Write out every entry exactly as it stands.

»»

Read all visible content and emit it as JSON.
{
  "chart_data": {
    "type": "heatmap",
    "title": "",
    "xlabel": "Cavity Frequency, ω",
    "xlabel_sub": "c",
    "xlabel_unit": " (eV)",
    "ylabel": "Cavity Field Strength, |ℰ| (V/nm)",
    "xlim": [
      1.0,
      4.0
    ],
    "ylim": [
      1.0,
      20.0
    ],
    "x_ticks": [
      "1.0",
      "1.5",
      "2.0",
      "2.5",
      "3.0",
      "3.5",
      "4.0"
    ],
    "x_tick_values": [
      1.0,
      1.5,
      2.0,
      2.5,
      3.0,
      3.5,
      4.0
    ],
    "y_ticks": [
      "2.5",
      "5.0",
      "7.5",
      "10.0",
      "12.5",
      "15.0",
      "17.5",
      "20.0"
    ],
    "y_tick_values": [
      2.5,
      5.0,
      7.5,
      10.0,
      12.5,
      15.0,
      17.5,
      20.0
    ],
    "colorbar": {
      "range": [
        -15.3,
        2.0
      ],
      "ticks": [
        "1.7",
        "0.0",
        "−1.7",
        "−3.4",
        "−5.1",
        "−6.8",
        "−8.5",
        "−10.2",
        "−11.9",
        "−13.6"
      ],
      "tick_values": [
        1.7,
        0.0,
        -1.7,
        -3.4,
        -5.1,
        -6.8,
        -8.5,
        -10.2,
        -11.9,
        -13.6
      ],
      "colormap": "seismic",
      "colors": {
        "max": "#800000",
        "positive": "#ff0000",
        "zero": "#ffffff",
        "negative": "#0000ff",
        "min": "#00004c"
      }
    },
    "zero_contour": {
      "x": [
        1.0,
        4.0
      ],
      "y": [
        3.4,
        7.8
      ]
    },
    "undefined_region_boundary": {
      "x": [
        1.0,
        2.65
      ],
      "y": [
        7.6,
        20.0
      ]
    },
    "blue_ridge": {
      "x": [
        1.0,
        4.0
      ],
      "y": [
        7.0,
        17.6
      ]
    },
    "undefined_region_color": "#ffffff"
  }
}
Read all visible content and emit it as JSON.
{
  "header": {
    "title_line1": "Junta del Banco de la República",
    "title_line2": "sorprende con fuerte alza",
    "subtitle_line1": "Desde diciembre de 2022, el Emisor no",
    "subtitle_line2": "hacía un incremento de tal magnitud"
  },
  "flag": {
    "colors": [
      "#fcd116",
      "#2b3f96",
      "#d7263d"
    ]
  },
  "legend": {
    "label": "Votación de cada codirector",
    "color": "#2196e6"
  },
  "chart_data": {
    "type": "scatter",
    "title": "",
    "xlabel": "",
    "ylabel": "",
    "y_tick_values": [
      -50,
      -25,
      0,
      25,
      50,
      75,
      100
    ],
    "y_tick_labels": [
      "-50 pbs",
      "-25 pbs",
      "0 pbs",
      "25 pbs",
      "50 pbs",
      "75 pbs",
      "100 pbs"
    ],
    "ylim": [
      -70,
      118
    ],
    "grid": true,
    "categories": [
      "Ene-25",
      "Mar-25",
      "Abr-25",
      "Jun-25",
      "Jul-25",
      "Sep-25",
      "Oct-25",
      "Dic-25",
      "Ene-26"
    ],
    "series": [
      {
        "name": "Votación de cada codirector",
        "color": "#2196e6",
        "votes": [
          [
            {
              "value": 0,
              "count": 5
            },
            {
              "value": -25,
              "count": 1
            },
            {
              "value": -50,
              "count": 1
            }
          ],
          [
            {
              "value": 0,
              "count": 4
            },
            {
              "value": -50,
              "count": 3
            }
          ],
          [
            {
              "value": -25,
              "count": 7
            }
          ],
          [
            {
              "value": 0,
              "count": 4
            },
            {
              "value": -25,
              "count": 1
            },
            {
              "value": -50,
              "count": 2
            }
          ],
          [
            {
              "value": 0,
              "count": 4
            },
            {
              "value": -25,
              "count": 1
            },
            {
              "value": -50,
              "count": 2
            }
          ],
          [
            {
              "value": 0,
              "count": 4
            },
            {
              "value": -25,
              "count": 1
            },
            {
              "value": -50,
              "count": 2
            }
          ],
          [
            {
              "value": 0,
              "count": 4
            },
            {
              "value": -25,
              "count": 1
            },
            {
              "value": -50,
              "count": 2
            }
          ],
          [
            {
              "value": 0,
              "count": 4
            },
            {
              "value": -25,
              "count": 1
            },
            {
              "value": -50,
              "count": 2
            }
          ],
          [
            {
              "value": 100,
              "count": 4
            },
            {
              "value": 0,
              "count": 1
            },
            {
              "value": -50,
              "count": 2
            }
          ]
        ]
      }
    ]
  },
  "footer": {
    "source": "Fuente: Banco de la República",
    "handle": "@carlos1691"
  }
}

««

- _The answer_
Read all visible content and emit it as JSON.
{
  "chart_data": {
    "type": "heatmap",
    "title": "",
    "xlabel": "Cavity Frequency, ω",
    "xlabel_sub": "c",
    "xlabel_unit": " (eV)",
    "ylabel": "Cavity Field Strength, |ℰ| (V/nm)",
    "xlim": [
      1.0,
      4.0
    ],
    "ylim": [
      1.0,
      20.0
    ],
    "x_ticks": [
      "1.0",
      "1.5",
      "2.0",
      "2.5",
      "3.0",
      "3.5",
      "4.0"
    ],
    "x_tick_values": [
      1.0,
      1.5,
      2.0,
      2.5,
      3.0,
      3.5,
      4.0
    ],
    "y_ticks": [
      "2.5",
      "5.0",
      "7.5",
      "10.0",
      "12.5",
      "15.0",
      "17.5",
      "20.0"
    ],
    "y_tick_values": [
      2.5,
      5.0,
      7.5,
      10.0,
      12.5,
      15.0,
      17.5,
      20.0
    ],
    "colorbar": {
      "range": [
        -15.3,
        2.0
      ],
      "ticks": [
        "1.7",
        "0.0",
        "−1.7",
        "−3.4",
        "−5.1",
        "−6.8",
        "−8.5",
        "−10.2",
        "−11.9",
        "−13.6"
      ],
      "tick_values": [
        1.7,
        0.0,
        -1.7,
        -3.4,
        -5.1,
        -6.8,
        -8.5,
        -10.2,
        -11.9,
        -13.6
      ],
      "colormap": "seismic",
      "colors": {
        "max": "#800000",
        "positive": "#ff0000",
        "zero": "#ffffff",
        "negative": "#0000ff",
        "min": "#00004c"
      }
    },
    "zero_contour": {
      "x": [
        1.0,
        4.0
      ],
      "y": [
        3.4,
        7.8
      ]
    },
    "undefined_region_boundary": {
      "x": [
        1.0,
        2.65
      ],
      "y": [
        7.6,
        20.0
      ]
    },
    "blue_ridge": {
      "x": [
        1.0,
        4.0
      ],
      "y": [
        7.0,
        17.6
      ]
    },
    "undefined_region_color": "#ffffff"
  }
}
Read all visible content and emit it as JSON.
{
  "header": {
    "title_line1": "Junta del Banco de la República",
    "title_line2": "sorprende con fuerte alza",
    "subtitle_line1": "Desde diciembre de 2022, el Emisor no",
    "subtitle_line2": "hacía un incremento de tal magnitud"
  },
  "flag": {
    "colors": [
      "#fcd116",
      "#2b3f96",
      "#d7263d"
    ]
  },
  "legend": {
    "label": "Votación de cada codirector",
    "color": "#2196e6"
  },
  "chart_data": {
    "type": "scatter",
    "title": "",
    "xlabel": "",
    "ylabel": "",
    "y_tick_values": [
      -50,
      -25,
      0,
      25,
      50,
      75,
      100
    ],
    "y_tick_labels": [
      "-50 pbs",
      "-25 pbs",
      "0 pbs",
      "25 pbs",
      "50 pbs",
      "75 pbs",
      "100 pbs"
    ],
    "ylim": [
      -70,
      118
    ],
    "grid": true,
    "categories": [
      "Ene-25",
      "Mar-25",
      "Abr-25",
      "Jun-25",
      "Jul-25",
      "Sep-25",
      "Oct-25",
      "Dic-25",
      "Ene-26"
    ],
    "series": [
      {
        "name": "Votación de cada codirector",
        "color": "#2196e6",
        "votes": [
          [
            {
              "value": 0,
              "count": 5
            },
            {
              "value": -25,
              "count": 1
            },
            {
              "value": -50,
              "count": 1
            }
          ],
          [
            {
              "value": 0,
              "count": 4
            },
            {
              "value": -50,
              "count": 3
            }
          ],
          [
            {
              "value": -25,
              "count": 7
            }
          ],
          [
            {
              "value": 0,
              "count": 4
            },
            {
              "value": -25,
              "count": 1
            },
            {
              "value": -50,
              "count": 2
            }
          ],
          [
            {
              "value": 0,
              "count": 4
            },
            {
              "value": -25,
              "count": 1
            },
            {
              "value": -50,
              "count": 2
            }
          ],
          [
            {
              "value": 0,
              "count": 4
            },
            {
              "value": -25,
              "count": 1
            },
            {
              "value": -50,
              "count": 2
            }
          ],
          [
            {
              "value": 0,
              "count": 4
            },
            {
              "value": -25,
              "count": 1
            },
            {
              "value": -50,
              "count": 2
            }
          ],
          [
            {
              "value": 0,
              "count": 4
            },
            {
              "value": -25,
              "count": 1
            },
            {
              "value": -50,
              "count": 2
            }
          ],
          [
            {
              "value": 100,
              "count": 4
            },
            {
              "value": 0,
              "count": 1
            },
            {
              "value": -50,
              "count": 2
            }
          ]
        ]
      }
    ]
  },
  "footer": {
    "source": "Fuente: Banco de la República",
    "handle": "@carlos1691"
  }
}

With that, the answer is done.